Exercise instructions :: Tally up the lines below that include the word "name". Answer with the number alone.

Record list ::
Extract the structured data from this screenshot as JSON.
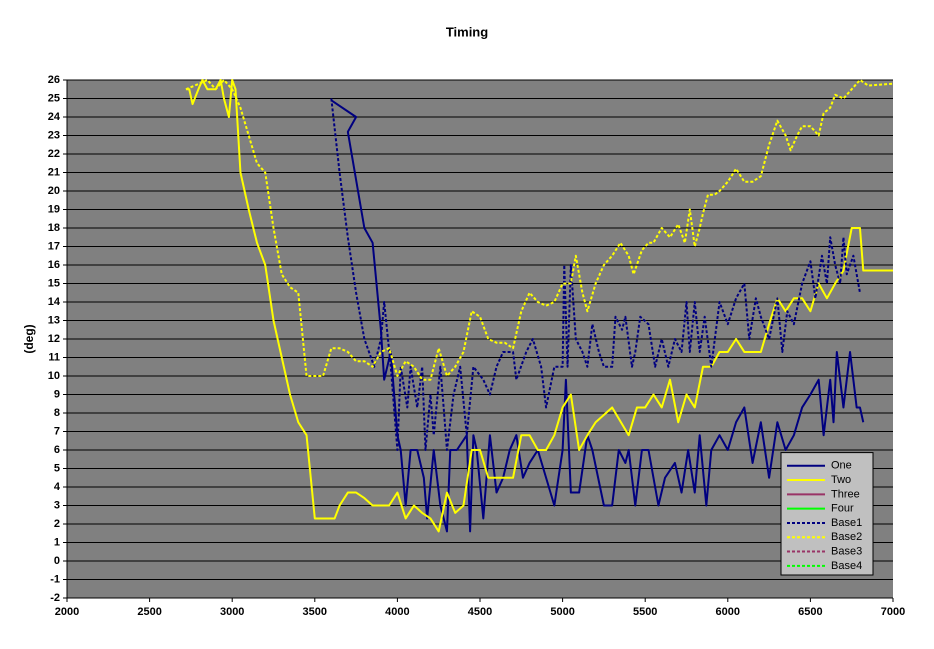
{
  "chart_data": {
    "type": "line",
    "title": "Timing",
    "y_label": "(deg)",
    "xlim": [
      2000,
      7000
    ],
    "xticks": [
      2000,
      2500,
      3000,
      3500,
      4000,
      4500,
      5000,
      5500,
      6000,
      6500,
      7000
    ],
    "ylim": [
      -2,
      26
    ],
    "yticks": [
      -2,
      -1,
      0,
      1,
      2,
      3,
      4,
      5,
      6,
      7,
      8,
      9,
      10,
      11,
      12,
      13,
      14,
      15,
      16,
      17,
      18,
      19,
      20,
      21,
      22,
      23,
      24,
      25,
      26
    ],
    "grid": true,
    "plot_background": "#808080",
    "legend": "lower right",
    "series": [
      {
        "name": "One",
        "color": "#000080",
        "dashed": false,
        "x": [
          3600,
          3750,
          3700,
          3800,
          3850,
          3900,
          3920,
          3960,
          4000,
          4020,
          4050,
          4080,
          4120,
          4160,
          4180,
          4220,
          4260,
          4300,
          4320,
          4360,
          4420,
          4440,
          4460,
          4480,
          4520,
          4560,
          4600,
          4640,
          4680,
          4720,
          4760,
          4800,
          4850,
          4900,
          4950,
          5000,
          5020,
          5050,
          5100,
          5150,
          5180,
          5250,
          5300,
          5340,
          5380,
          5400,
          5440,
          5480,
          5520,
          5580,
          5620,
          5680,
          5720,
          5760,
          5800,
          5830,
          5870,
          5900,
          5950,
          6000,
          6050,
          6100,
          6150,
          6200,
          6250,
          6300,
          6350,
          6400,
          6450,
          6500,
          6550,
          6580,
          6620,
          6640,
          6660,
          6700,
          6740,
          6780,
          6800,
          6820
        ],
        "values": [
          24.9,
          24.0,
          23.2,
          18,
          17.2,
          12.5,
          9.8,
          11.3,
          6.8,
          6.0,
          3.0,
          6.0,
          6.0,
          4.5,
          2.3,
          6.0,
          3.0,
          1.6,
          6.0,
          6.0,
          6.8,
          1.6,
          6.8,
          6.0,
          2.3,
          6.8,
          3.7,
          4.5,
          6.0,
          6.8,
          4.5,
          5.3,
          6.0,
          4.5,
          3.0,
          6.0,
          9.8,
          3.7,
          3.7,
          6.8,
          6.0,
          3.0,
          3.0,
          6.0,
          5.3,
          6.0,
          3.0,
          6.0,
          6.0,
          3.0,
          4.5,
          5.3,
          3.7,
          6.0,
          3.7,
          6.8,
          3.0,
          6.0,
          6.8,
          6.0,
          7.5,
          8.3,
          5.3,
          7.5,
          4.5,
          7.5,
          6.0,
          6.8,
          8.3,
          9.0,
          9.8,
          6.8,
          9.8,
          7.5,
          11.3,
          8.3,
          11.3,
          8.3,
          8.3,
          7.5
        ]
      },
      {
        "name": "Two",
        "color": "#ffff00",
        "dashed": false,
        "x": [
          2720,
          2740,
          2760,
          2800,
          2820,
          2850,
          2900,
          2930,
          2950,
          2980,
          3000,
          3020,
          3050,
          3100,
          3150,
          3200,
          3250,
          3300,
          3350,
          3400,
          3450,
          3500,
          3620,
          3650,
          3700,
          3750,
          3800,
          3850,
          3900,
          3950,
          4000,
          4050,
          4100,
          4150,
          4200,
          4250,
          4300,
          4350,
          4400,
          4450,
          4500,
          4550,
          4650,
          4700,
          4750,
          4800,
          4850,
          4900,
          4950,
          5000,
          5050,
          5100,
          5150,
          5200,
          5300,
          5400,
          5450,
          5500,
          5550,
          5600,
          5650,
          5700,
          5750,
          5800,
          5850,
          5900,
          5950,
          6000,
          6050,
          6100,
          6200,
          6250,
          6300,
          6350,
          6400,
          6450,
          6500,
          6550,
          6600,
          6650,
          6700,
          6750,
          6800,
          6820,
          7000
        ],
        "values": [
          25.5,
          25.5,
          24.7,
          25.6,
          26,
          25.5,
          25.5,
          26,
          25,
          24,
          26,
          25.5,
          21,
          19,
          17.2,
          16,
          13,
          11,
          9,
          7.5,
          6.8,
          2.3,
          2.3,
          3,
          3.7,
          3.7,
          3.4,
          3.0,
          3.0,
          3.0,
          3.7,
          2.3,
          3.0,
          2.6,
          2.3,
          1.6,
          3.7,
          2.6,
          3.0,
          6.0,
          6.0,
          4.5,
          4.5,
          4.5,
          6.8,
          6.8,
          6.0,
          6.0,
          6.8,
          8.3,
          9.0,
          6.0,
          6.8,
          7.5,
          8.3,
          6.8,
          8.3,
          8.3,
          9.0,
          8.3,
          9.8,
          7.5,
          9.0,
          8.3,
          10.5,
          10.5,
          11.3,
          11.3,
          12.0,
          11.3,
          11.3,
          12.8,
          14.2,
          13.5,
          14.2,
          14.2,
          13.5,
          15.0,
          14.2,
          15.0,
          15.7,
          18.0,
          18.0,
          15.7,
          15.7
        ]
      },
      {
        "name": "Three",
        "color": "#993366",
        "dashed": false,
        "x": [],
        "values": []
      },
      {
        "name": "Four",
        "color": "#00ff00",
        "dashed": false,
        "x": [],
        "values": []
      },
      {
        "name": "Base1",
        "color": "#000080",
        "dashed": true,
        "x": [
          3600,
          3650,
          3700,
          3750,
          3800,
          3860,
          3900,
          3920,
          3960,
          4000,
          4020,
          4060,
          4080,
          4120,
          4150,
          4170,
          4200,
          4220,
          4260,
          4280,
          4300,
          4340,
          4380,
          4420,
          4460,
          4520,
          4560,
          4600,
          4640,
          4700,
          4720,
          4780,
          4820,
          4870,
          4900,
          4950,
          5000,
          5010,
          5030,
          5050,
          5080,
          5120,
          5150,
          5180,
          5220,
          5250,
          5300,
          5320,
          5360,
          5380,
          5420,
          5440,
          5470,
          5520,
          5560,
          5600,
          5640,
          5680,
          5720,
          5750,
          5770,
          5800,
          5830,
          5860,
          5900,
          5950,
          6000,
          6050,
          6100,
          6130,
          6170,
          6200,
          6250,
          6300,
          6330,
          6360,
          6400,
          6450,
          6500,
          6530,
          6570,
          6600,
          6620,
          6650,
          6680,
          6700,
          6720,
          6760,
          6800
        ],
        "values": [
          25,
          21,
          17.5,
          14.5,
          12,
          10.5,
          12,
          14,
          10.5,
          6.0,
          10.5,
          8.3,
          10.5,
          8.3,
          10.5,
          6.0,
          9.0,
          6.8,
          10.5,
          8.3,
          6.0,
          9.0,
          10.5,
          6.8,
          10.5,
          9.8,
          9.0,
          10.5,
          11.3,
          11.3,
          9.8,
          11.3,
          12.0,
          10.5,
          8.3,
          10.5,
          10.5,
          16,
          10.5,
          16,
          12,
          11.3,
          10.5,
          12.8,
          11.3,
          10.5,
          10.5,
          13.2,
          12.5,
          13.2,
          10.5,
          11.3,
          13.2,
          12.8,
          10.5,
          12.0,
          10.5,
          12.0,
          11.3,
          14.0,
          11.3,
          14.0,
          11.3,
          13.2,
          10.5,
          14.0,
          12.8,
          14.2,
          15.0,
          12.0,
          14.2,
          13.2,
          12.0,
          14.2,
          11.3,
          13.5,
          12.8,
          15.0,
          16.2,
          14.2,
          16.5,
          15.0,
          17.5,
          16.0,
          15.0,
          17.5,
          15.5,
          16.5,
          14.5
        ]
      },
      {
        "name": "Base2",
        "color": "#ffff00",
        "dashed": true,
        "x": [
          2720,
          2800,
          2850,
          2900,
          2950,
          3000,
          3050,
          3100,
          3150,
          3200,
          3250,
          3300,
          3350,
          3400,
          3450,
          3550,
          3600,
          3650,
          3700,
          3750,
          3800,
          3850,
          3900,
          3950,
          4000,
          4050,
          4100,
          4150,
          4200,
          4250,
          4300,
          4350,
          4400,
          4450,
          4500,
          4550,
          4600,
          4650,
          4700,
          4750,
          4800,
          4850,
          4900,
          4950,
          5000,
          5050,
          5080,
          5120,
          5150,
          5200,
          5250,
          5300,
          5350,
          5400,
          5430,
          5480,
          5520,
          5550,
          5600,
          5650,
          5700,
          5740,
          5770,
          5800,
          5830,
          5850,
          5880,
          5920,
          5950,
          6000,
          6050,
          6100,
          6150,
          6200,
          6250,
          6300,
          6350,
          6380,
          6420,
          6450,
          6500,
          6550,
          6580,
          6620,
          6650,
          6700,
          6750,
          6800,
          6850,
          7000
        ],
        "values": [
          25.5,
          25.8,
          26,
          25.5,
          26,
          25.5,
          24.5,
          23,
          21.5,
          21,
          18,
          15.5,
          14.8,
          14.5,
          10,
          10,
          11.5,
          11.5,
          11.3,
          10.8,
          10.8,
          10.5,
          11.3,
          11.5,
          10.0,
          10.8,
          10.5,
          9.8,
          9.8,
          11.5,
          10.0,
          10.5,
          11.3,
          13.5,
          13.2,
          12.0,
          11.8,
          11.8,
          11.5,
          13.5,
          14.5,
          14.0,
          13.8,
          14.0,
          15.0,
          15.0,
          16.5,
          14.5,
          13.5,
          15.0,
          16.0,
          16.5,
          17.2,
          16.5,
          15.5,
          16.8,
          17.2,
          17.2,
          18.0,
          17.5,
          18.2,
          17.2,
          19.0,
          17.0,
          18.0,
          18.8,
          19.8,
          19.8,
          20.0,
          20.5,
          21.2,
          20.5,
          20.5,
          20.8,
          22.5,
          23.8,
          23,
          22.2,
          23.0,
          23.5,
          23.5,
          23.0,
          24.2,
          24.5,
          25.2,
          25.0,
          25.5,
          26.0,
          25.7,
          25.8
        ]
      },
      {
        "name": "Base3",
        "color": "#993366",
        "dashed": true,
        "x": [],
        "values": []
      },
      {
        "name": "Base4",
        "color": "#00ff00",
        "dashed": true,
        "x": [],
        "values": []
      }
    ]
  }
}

Final result :: 8